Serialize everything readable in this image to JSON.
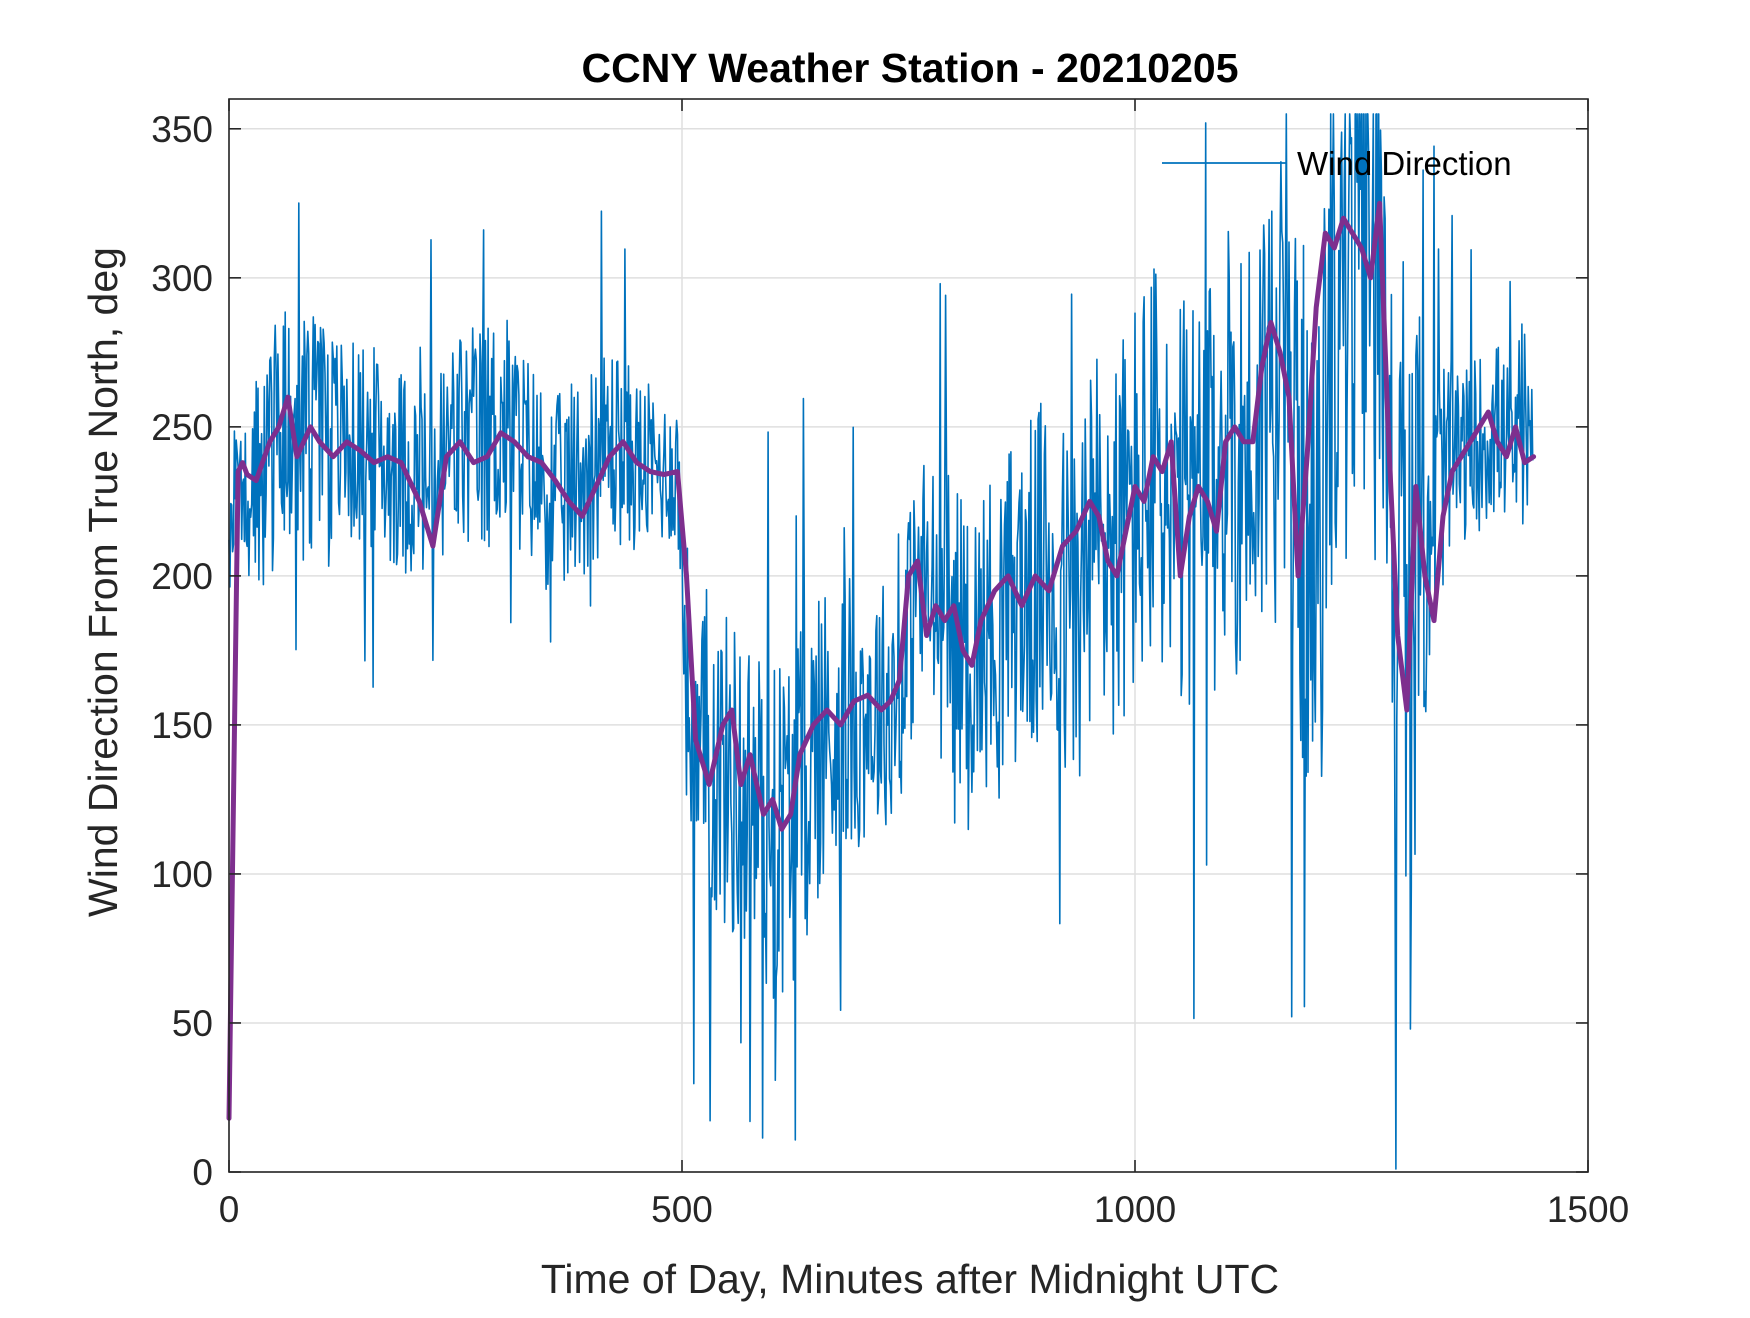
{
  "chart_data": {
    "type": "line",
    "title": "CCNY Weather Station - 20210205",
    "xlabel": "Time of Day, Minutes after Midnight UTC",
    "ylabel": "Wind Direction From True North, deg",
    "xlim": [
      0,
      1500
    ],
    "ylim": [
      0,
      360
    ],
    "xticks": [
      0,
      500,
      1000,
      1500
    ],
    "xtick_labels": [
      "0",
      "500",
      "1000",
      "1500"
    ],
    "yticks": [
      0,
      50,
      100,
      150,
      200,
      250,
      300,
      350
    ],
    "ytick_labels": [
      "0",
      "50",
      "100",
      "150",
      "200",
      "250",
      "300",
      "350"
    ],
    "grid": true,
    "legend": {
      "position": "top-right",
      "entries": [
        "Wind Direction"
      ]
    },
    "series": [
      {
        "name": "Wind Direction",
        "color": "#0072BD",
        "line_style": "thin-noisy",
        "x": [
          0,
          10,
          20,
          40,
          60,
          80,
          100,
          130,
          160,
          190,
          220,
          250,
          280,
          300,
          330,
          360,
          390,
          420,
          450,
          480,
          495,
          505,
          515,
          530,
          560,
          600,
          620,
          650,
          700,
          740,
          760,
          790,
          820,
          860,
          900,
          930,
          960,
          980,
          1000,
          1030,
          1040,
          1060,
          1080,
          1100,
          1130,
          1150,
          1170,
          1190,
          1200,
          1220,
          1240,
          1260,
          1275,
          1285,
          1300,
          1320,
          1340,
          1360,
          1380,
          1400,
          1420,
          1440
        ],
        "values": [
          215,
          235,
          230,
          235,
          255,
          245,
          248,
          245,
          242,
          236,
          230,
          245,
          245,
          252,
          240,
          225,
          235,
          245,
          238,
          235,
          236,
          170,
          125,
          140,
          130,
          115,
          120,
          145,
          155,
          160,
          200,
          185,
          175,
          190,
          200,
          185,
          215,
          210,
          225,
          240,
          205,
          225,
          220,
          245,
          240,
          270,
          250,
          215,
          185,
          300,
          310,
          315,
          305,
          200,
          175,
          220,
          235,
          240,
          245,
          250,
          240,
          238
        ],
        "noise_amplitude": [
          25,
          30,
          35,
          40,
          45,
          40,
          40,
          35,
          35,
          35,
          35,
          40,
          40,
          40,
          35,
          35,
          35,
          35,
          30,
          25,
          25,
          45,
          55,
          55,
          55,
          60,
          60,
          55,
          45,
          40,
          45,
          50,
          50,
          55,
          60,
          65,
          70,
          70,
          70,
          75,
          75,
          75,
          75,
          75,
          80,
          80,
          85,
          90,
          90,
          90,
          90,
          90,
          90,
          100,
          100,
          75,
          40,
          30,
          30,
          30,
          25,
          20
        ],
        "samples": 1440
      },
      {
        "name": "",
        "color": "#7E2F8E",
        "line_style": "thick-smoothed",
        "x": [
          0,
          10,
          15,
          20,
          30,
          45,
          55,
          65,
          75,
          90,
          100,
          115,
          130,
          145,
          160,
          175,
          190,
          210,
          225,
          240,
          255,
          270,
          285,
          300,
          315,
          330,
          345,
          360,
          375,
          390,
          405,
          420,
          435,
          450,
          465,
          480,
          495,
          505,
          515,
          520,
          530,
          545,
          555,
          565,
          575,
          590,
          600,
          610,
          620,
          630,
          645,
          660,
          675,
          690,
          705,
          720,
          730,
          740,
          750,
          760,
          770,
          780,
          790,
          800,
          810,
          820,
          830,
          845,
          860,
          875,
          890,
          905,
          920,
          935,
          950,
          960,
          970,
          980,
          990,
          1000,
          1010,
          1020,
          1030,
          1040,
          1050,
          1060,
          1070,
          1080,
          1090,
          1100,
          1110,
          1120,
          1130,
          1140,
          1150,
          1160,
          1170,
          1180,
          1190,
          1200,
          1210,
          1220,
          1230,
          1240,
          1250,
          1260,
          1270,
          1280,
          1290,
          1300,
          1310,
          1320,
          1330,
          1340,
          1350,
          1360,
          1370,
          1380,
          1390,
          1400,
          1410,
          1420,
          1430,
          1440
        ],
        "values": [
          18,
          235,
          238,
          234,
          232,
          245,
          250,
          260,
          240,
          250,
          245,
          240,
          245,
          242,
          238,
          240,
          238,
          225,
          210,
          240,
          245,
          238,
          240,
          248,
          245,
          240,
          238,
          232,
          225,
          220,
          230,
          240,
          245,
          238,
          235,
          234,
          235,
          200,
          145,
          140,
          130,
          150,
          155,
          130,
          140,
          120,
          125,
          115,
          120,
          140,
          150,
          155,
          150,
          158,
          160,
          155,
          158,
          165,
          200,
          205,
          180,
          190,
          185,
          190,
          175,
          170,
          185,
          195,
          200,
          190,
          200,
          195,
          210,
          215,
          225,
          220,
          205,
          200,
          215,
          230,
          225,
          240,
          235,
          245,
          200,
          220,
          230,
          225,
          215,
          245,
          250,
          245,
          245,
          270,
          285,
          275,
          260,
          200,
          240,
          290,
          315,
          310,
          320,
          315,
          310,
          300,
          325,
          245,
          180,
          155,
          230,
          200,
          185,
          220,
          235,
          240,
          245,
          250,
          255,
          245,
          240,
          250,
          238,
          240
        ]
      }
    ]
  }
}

• • •

Show all lines from the listing above in which "Wind" appears.

• _WORKED ANSWER_:
    "ylabel": "Wind Direction From True North, deg",
        "Wind Direction"
        "name": "Wind Direction",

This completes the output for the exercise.